** What the task requires **
Return all lines where the word "setReceivedMessage" can be found.

** Rows **
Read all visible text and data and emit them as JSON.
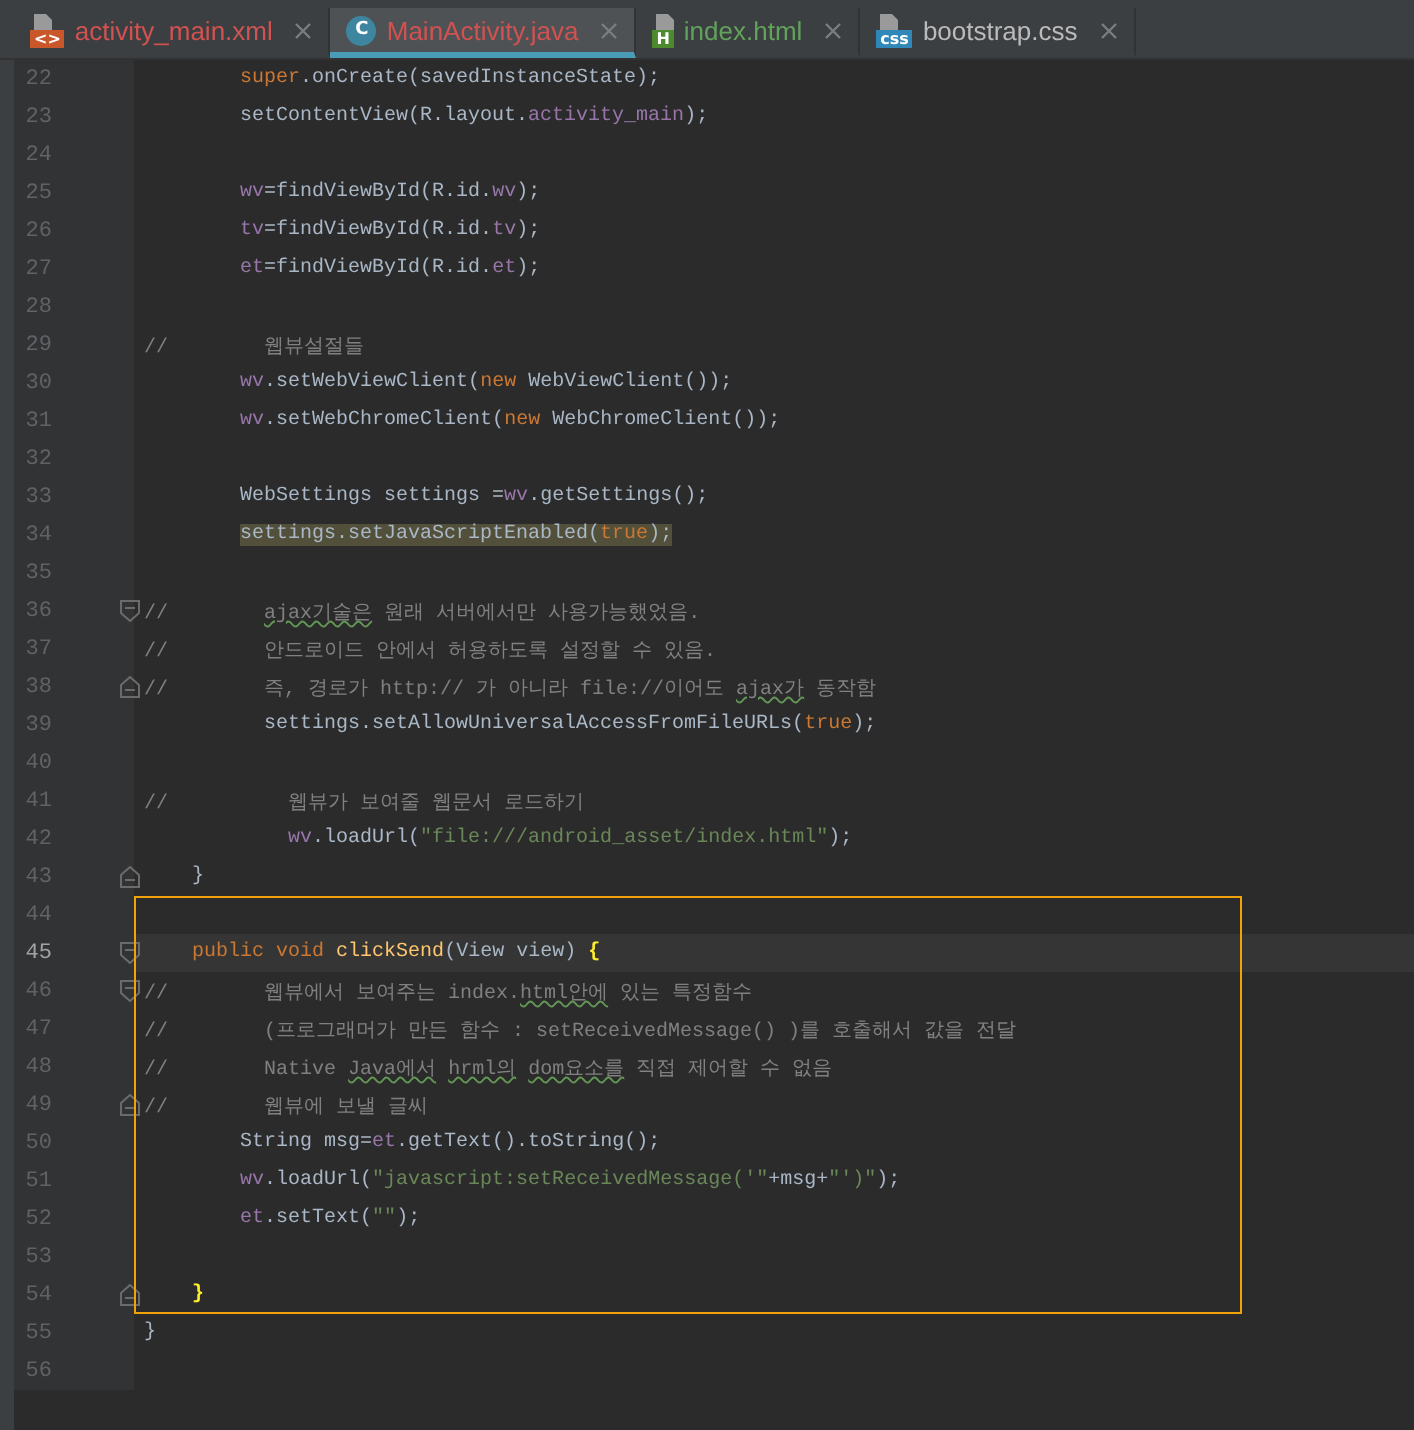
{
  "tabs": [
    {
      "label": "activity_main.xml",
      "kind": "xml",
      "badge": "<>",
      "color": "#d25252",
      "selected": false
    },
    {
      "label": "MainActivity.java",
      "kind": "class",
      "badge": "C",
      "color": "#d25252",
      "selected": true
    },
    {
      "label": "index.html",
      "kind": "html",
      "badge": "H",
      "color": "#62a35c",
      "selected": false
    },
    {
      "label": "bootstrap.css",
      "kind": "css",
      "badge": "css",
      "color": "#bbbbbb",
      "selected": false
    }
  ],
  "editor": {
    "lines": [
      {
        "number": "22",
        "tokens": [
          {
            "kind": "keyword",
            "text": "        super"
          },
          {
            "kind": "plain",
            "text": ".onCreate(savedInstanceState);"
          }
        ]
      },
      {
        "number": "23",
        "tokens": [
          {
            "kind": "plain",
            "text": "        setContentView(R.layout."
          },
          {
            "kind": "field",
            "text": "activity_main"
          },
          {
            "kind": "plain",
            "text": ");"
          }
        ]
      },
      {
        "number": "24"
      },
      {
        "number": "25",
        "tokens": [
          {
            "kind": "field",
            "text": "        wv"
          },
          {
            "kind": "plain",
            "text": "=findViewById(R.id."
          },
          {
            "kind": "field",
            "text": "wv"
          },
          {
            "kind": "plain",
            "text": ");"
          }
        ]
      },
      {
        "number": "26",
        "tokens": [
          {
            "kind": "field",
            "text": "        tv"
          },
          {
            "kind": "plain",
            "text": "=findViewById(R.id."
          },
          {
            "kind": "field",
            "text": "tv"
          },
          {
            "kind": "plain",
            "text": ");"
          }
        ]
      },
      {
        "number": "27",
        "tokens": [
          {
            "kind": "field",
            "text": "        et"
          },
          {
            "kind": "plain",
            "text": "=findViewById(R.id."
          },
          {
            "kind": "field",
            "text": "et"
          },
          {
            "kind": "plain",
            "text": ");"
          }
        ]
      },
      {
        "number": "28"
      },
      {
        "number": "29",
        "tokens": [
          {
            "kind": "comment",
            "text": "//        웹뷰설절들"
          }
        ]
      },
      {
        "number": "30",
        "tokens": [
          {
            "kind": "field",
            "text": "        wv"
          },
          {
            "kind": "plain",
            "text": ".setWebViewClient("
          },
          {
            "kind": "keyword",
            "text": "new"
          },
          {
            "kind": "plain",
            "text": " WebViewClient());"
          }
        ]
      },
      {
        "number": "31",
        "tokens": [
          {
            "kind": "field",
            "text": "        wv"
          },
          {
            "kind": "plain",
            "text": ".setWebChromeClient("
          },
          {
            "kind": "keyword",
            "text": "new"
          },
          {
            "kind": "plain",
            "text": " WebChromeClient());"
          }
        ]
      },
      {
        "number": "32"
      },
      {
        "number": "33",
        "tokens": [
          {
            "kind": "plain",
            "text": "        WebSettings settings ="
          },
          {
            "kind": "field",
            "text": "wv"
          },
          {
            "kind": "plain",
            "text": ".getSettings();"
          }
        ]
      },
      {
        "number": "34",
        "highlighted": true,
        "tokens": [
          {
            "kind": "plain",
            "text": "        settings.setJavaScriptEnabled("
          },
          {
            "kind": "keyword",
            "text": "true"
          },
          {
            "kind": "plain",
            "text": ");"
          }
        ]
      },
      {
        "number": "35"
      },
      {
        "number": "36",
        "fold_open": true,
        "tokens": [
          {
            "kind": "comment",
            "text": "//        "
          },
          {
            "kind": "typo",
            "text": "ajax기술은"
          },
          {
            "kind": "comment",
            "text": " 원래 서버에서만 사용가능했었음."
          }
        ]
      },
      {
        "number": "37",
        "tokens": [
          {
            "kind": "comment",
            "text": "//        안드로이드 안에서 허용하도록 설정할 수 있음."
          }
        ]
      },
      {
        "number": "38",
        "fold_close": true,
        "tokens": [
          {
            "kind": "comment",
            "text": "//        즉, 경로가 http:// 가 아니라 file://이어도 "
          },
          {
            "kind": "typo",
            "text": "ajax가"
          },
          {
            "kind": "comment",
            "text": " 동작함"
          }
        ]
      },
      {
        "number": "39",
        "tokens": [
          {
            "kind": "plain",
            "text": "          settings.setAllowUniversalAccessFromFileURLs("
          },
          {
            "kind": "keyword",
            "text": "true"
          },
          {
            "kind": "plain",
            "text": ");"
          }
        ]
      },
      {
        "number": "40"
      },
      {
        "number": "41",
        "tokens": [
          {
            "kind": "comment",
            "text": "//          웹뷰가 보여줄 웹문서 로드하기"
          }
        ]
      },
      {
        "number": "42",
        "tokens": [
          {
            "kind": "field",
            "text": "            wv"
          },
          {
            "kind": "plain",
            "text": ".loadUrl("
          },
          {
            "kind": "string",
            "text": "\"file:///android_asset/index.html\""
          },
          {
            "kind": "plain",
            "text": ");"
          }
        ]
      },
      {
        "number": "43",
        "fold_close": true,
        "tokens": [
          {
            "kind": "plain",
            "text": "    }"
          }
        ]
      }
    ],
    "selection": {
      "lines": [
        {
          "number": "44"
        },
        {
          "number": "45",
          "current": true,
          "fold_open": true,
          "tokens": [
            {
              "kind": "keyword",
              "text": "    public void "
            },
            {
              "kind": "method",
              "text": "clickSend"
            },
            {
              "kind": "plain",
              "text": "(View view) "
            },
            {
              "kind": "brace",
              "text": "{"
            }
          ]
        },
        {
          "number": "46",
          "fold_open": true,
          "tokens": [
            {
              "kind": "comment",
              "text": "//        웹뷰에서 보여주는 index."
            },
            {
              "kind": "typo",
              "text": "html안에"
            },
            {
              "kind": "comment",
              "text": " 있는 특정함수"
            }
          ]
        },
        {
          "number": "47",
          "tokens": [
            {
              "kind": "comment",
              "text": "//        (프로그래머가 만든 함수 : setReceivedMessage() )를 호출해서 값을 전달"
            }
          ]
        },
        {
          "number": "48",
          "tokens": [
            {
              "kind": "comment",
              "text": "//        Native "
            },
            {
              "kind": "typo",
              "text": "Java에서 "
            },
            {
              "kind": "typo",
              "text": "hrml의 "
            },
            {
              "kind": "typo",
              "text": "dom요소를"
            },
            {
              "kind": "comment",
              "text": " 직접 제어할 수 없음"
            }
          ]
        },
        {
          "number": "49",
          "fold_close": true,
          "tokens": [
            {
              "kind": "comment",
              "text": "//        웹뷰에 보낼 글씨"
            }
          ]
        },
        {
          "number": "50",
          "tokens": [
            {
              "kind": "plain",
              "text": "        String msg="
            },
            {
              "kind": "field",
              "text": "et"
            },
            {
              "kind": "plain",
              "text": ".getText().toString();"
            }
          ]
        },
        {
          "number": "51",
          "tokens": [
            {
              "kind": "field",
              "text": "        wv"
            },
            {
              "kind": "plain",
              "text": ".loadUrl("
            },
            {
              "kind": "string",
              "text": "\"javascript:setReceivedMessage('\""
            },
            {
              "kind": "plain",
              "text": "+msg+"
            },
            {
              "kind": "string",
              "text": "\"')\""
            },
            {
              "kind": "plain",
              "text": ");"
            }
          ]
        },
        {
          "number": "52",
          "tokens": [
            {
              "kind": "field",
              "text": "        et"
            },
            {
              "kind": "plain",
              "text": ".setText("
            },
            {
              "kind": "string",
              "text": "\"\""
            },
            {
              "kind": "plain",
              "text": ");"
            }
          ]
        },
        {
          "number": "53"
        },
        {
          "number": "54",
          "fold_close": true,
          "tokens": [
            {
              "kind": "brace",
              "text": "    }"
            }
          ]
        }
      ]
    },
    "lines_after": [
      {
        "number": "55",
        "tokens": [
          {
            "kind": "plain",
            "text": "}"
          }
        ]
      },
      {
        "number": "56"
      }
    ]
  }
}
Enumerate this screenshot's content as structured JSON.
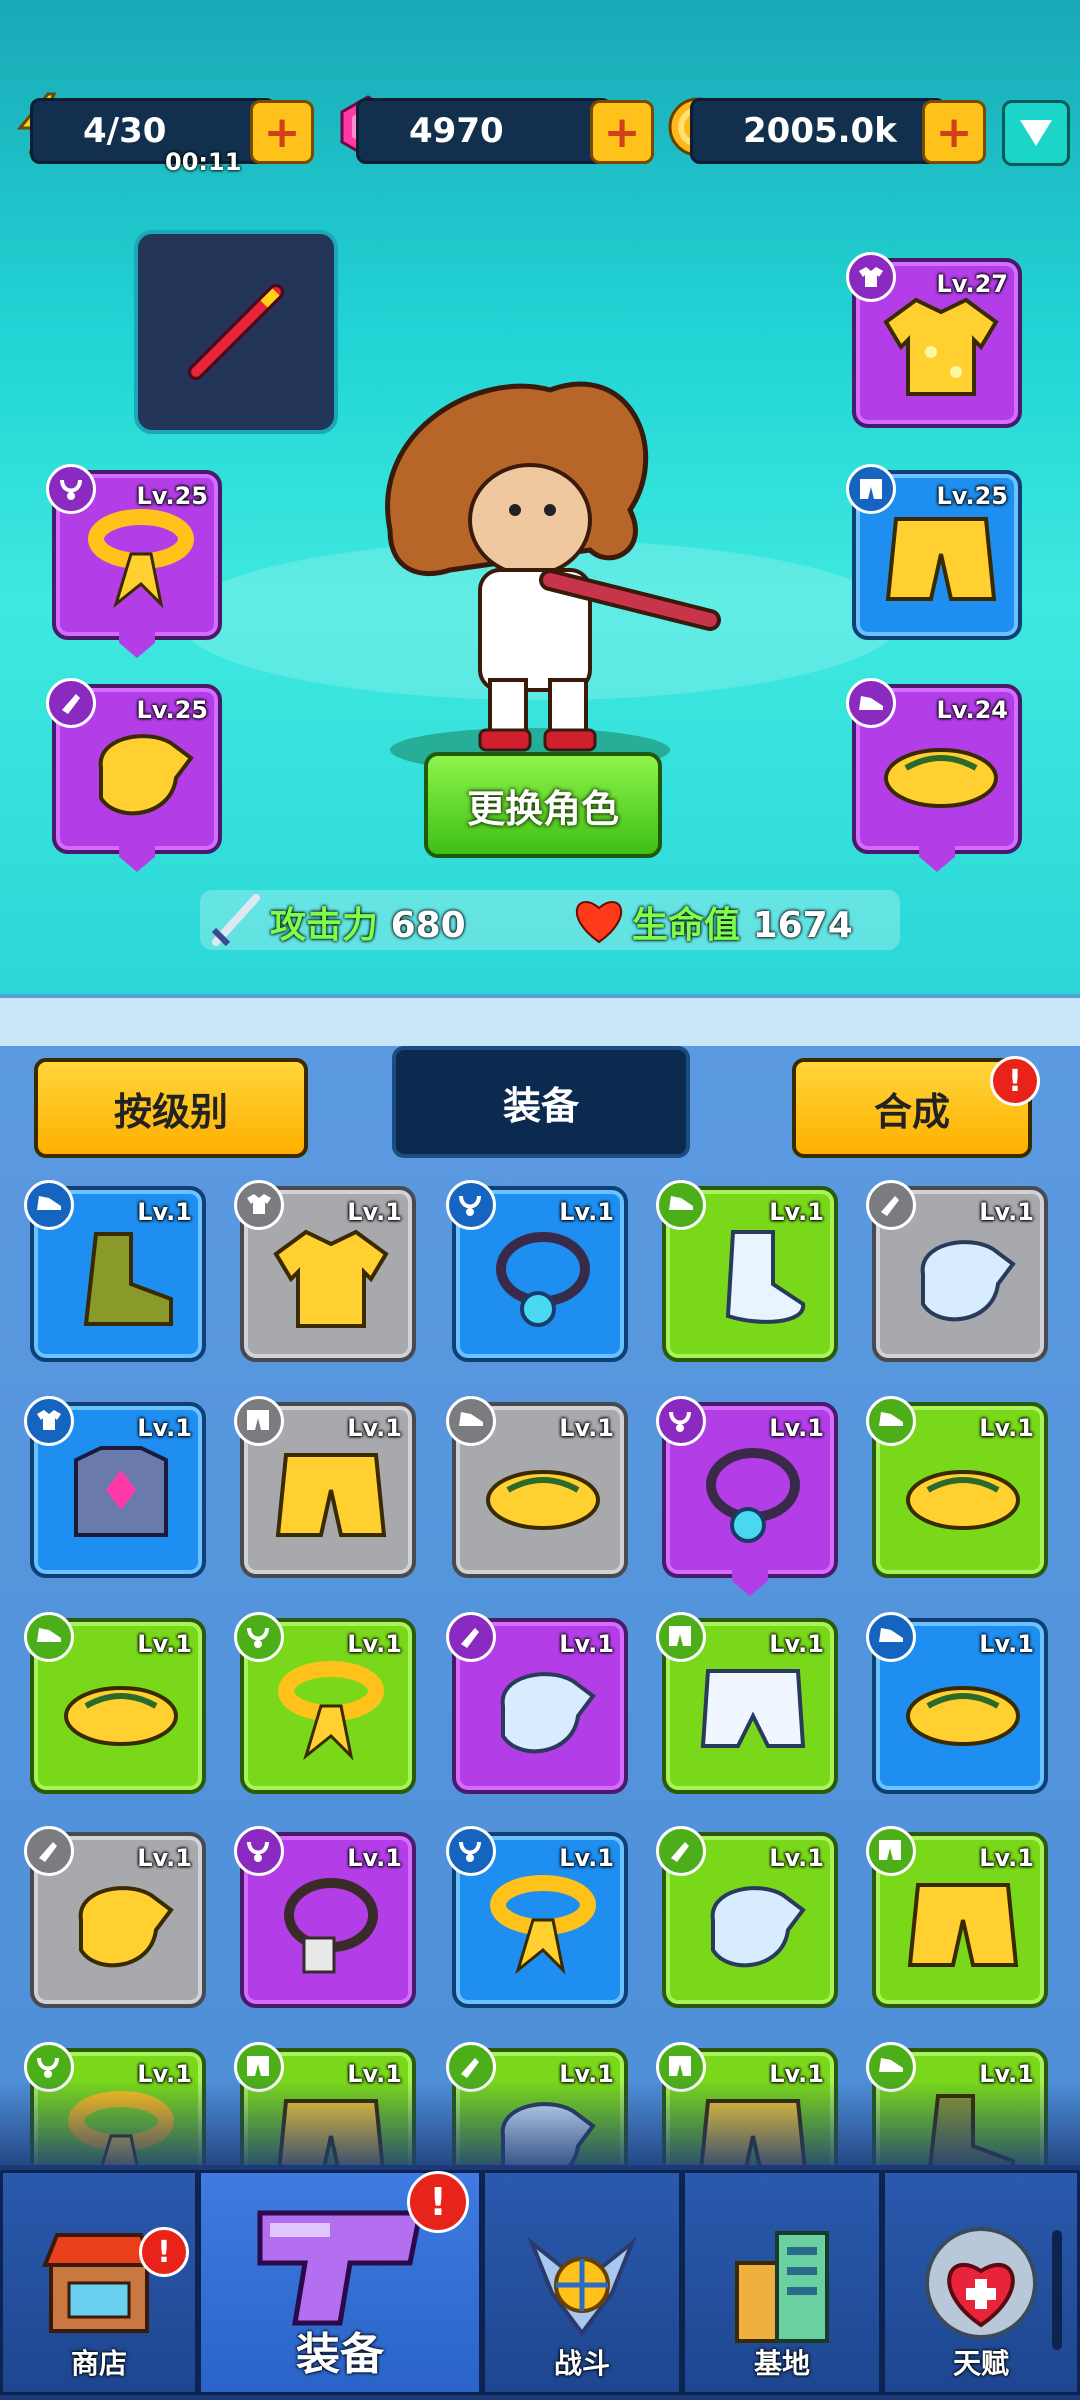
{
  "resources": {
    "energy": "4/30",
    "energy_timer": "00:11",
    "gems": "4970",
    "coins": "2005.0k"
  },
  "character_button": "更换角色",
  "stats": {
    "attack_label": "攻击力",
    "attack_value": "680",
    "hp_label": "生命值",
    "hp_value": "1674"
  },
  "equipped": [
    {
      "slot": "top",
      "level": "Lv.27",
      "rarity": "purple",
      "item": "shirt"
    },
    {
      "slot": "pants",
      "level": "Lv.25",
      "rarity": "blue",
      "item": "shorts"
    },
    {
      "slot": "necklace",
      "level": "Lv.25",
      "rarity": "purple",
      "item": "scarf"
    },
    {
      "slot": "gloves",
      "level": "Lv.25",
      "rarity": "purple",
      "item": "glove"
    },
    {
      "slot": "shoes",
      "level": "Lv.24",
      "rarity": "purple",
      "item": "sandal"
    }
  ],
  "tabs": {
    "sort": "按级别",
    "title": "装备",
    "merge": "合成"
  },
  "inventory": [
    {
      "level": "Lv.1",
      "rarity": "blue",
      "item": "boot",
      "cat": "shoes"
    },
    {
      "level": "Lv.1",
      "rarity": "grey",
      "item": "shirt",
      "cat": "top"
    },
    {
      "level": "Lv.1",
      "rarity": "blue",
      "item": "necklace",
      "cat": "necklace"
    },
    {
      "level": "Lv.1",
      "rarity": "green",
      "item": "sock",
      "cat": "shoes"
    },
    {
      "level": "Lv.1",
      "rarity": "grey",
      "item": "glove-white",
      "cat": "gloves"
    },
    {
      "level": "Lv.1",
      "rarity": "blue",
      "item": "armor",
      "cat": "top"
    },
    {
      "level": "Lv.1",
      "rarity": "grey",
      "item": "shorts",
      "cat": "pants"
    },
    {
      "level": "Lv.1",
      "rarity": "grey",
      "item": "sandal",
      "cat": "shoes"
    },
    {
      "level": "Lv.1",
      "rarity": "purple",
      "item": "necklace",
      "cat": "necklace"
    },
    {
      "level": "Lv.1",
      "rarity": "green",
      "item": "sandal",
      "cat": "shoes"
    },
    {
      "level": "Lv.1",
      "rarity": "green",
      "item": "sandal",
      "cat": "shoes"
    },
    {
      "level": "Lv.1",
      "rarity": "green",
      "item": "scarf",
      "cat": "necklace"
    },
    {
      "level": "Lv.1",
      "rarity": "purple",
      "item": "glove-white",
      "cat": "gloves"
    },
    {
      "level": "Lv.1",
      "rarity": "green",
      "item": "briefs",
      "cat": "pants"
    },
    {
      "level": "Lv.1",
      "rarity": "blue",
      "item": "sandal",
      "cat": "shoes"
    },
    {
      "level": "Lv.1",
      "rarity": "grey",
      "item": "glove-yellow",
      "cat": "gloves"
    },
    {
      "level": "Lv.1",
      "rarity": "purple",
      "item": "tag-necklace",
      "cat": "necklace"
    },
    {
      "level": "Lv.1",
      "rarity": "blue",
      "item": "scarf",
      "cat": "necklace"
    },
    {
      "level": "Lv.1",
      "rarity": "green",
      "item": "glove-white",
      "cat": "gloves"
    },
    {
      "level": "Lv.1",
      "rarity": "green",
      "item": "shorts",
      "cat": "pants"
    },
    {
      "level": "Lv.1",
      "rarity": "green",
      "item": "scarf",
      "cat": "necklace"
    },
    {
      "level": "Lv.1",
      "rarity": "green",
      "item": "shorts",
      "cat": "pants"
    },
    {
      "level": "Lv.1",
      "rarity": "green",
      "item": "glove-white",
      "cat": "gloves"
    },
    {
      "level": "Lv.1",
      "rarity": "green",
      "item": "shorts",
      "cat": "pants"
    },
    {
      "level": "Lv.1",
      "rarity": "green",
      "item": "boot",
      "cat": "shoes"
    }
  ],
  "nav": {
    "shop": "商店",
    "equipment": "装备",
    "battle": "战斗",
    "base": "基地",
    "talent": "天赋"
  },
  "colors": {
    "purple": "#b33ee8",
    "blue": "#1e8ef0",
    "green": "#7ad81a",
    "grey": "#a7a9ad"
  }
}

** Correct result **
              "text": "//        (프로그래머가 만든 함수 : setReceivedMessage() )를 호출해서 값을 전달"
              "text": "\"javascript:setReceivedMessage('\""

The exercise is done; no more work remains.